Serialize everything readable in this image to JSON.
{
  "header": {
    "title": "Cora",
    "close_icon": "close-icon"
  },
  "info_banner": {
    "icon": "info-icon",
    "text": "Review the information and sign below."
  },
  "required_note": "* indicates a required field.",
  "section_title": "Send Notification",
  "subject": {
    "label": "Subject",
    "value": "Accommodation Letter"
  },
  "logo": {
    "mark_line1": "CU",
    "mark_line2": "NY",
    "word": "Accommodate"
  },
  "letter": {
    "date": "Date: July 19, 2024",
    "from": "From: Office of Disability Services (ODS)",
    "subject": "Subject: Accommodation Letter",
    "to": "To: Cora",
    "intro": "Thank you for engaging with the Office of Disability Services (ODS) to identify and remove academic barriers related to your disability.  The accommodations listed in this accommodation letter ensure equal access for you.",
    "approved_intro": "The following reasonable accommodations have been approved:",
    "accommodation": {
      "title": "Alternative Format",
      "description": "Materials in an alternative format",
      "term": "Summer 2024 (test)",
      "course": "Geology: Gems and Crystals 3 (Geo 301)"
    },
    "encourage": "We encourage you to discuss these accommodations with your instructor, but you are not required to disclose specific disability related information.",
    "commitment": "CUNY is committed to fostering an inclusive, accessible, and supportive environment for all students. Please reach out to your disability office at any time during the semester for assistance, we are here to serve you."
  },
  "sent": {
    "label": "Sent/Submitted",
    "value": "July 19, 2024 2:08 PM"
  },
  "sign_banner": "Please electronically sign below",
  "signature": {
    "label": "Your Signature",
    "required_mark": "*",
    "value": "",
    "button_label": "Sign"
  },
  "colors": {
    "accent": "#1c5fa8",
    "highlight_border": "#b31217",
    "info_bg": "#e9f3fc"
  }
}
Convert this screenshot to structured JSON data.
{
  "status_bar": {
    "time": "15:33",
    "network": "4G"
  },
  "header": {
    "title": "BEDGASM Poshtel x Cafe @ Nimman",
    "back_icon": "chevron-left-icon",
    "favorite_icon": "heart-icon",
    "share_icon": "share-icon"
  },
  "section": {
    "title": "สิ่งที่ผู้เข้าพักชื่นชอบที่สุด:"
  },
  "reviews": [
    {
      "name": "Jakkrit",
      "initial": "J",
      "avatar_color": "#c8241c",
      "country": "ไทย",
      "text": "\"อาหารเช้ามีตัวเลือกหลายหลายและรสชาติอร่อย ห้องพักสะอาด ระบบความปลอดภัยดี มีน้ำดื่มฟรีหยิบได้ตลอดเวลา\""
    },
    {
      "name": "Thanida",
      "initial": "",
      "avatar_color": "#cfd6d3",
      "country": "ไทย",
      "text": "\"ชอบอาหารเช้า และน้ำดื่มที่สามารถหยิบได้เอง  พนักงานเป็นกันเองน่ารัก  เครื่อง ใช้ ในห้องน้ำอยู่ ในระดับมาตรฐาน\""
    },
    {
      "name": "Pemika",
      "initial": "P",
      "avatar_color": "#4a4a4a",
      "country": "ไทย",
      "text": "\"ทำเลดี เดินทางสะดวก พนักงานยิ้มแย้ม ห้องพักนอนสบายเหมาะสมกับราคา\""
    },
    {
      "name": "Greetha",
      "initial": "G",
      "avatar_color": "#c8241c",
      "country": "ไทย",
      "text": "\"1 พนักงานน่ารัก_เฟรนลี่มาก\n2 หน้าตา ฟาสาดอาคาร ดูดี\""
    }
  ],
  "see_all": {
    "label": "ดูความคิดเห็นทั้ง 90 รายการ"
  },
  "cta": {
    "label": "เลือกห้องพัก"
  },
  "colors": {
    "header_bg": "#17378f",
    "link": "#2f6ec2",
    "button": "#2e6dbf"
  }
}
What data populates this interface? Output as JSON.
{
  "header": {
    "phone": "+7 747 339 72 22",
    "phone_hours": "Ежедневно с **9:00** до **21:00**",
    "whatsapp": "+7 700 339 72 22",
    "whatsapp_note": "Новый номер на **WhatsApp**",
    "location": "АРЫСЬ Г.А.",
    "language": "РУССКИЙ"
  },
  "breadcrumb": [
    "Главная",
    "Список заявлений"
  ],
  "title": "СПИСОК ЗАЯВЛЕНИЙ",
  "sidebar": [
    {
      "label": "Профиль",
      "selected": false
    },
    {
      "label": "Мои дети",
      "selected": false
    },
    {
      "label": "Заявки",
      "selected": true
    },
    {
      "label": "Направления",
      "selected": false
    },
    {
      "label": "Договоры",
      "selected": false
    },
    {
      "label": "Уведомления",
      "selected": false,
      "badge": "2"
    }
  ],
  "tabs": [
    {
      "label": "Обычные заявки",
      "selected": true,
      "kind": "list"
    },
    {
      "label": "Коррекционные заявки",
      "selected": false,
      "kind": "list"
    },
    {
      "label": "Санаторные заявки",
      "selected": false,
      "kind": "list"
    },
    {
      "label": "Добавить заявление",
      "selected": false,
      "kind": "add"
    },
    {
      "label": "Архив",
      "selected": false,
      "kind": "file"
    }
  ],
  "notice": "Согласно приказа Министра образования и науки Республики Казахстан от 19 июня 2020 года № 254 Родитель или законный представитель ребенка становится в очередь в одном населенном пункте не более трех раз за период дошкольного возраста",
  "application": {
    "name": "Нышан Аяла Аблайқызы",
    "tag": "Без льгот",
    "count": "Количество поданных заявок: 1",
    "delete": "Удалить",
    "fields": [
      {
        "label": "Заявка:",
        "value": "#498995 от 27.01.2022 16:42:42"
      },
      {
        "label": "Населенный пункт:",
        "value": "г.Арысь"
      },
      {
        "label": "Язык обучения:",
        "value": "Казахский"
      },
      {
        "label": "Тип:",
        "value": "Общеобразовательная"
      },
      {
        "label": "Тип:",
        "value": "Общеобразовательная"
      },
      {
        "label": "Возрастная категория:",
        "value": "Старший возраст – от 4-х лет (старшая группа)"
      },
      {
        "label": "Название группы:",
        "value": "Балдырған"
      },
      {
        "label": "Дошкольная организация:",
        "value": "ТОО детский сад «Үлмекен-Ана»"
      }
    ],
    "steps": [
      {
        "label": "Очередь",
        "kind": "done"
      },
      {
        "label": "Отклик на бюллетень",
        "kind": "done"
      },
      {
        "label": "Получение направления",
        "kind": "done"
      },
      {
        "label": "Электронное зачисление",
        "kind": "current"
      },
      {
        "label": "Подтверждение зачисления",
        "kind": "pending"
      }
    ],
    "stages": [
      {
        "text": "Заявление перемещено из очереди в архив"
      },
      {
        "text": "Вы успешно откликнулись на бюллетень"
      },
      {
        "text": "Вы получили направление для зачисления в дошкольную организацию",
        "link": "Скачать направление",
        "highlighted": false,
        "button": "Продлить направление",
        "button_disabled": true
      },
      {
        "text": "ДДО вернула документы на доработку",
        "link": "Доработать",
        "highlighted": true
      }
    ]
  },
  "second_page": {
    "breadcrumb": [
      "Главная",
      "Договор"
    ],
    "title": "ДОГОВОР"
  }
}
-=-=-=-=-
From the records above, please extract every line and repeat it exactly.

→ **Full solution**:
Serialize everything readable in this image to JSON.
{
  "header": {
    "title": "Cora",
    "close_icon": "close-icon"
  },
  "info_banner": {
    "icon": "info-icon",
    "text": "Review the information and sign below."
  },
  "required_note": "* indicates a required field.",
  "section_title": "Send Notification",
  "subject": {
    "label": "Subject",
    "value": "Accommodation Letter"
  },
  "logo": {
    "mark_line1": "CU",
    "mark_line2": "NY",
    "word": "Accommodate"
  },
  "letter": {
    "date": "Date: July 19, 2024",
    "from": "From: Office of Disability Services (ODS)",
    "subject": "Subject: Accommodation Letter",
    "to": "To: Cora",
    "intro": "Thank you for engaging with the Office of Disability Services (ODS) to identify and remove academic barriers related to your disability.  The accommodations listed in this accommodation letter ensure equal access for you.",
    "approved_intro": "The following reasonable accommodations have been approved:",
    "accommodation": {
      "title": "Alternative Format",
      "description": "Materials in an alternative format",
      "term": "Summer 2024 (test)",
      "course": "Geology: Gems and Crystals 3 (Geo 301)"
    },
    "encourage": "We encourage you to discuss these accommodations with your instructor, but you are not required to disclose specific disability related information.",
    "commitment": "CUNY is committed to fostering an inclusive, accessible, and supportive environment for all students. Please reach out to your disability office at any time during the semester for assistance, we are here to serve you."
  },
  "sent": {
    "label": "Sent/Submitted",
    "value": "July 19, 2024 2:08 PM"
  },
  "sign_banner": "Please electronically sign below",
  "signature": {
    "label": "Your Signature",
    "required_mark": "*",
    "value": "",
    "button_label": "Sign"
  },
  "colors": {
    "accent": "#1c5fa8",
    "highlight_border": "#b31217",
    "info_bg": "#e9f3fc"
  }
}
Convert this screenshot to structured JSON data.
{
  "status_bar": {
    "time": "15:33",
    "network": "4G"
  },
  "header": {
    "title": "BEDGASM Poshtel x Cafe @ Nimman",
    "back_icon": "chevron-left-icon",
    "favorite_icon": "heart-icon",
    "share_icon": "share-icon"
  },
  "section": {
    "title": "สิ่งที่ผู้เข้าพักชื่นชอบที่สุด:"
  },
  "reviews": [
    {
      "name": "Jakkrit",
      "initial": "J",
      "avatar_color": "#c8241c",
      "country": "ไทย",
      "text": "\"อาหารเช้ามีตัวเลือกหลายหลายและรสชาติอร่อย ห้องพักสะอาด ระบบความปลอดภัยดี มีน้ำดื่มฟรีหยิบได้ตลอดเวลา\""
    },
    {
      "name": "Thanida",
      "initial": "",
      "avatar_color": "#cfd6d3",
      "country": "ไทย",
      "text": "\"ชอบอาหารเช้า และน้ำดื่มที่สามารถหยิบได้เอง  พนักงานเป็นกันเองน่ารัก  เครื่อง ใช้ ในห้องน้ำอยู่ ในระดับมาตรฐาน\""
    },
    {
      "name": "Pemika",
      "initial": "P",
      "avatar_color": "#4a4a4a",
      "country": "ไทย",
      "text": "\"ทำเลดี เดินทางสะดวก พนักงานยิ้มแย้ม ห้องพักนอนสบายเหมาะสมกับราคา\""
    },
    {
      "name": "Greetha",
      "initial": "G",
      "avatar_color": "#c8241c",
      "country": "ไทย",
      "text": "\"1 พนักงานน่ารัก_เฟรนลี่มาก\n2 หน้าตา ฟาสาดอาคาร ดูดี\""
    }
  ],
  "see_all": {
    "label": "ดูความคิดเห็นทั้ง 90 รายการ"
  },
  "cta": {
    "label": "เลือกห้องพัก"
  },
  "colors": {
    "header_bg": "#17378f",
    "link": "#2f6ec2",
    "button": "#2e6dbf"
  }
}
What data populates this interface? Output as JSON.
{
  "header": {
    "phone": "+7 747 339 72 22",
    "phone_hours": "Ежедневно с **9:00** до **21:00**",
    "whatsapp": "+7 700 339 72 22",
    "whatsapp_note": "Новый номер на **WhatsApp**",
    "location": "АРЫСЬ Г.А.",
    "language": "РУССКИЙ"
  },
  "breadcrumb": [
    "Главная",
    "Список заявлений"
  ],
  "title": "СПИСОК ЗАЯВЛЕНИЙ",
  "sidebar": [
    {
      "label": "Профиль",
      "selected": false
    },
    {
      "label": "Мои дети",
      "selected": false
    },
    {
      "label": "Заявки",
      "selected": true
    },
    {
      "label": "Направления",
      "selected": false
    },
    {
      "label": "Договоры",
      "selected": false
    },
    {
      "label": "Уведомления",
      "selected": false,
      "badge": "2"
    }
  ],
  "tabs": [
    {
      "label": "Обычные заявки",
      "selected": true,
      "kind": "list"
    },
    {
      "label": "Коррекционные заявки",
      "selected": false,
      "kind": "list"
    },
    {
      "label": "Санаторные заявки",
      "selected": false,
      "kind": "list"
    },
    {
      "label": "Добавить заявление",
      "selected": false,
      "kind": "add"
    },
    {
      "label": "Архив",
      "selected": false,
      "kind": "file"
    }
  ],
  "notice": "Согласно приказа Министра образования и науки Республики Казахстан от 19 июня 2020 года № 254 Родитель или законный представитель ребенка становится в очередь в одном населенном пункте не более трех раз за период дошкольного возраста",
  "application": {
    "name": "Нышан Аяла Аблайқызы",
    "tag": "Без льгот",
    "count": "Количество поданных заявок: 1",
    "delete": "Удалить",
    "fields": [
      {
        "label": "Заявка:",
        "value": "#498995 от 27.01.2022 16:42:42"
      },
      {
        "label": "Населенный пункт:",
        "value": "г.Арысь"
      },
      {
        "label": "Язык обучения:",
        "value": "Казахский"
      },
      {
        "label": "Тип:",
        "value": "Общеобразовательная"
      },
      {
        "label": "Тип:",
        "value": "Общеобразовательная"
      },
      {
        "label": "Возрастная категория:",
        "value": "Старший возраст – от 4-х лет (старшая группа)"
      },
      {
        "label": "Название группы:",
        "value": "Балдырған"
      },
      {
        "label": "Дошкольная организация:",
        "value": "ТОО детский сад «Үлмекен-Ана»"
      }
    ],
    "steps": [
      {
        "label": "Очередь",
        "kind": "done"
      },
      {
        "label": "Отклик на бюллетень",
        "kind": "done"
      },
      {
        "label": "Получение направления",
        "kind": "done"
      },
      {
        "label": "Электронное зачисление",
        "kind": "current"
      },
      {
        "label": "Подтверждение зачисления",
        "kind": "pending"
      }
    ],
    "stages": [
      {
        "text": "Заявление перемещено из очереди в архив"
      },
      {
        "text": "Вы успешно откликнулись на бюллетень"
      },
      {
        "text": "Вы получили направление для зачисления в дошкольную организацию",
        "link": "Скачать направление",
        "highlighted": false,
        "button": "Продлить направление",
        "button_disabled": true
      },
      {
        "text": "ДДО вернула документы на доработку",
        "link": "Доработать",
        "highlighted": true
      }
    ]
  },
  "second_page": {
    "breadcrumb": [
      "Главная",
      "Договор"
    ],
    "title": "ДОГОВОР"
  }
}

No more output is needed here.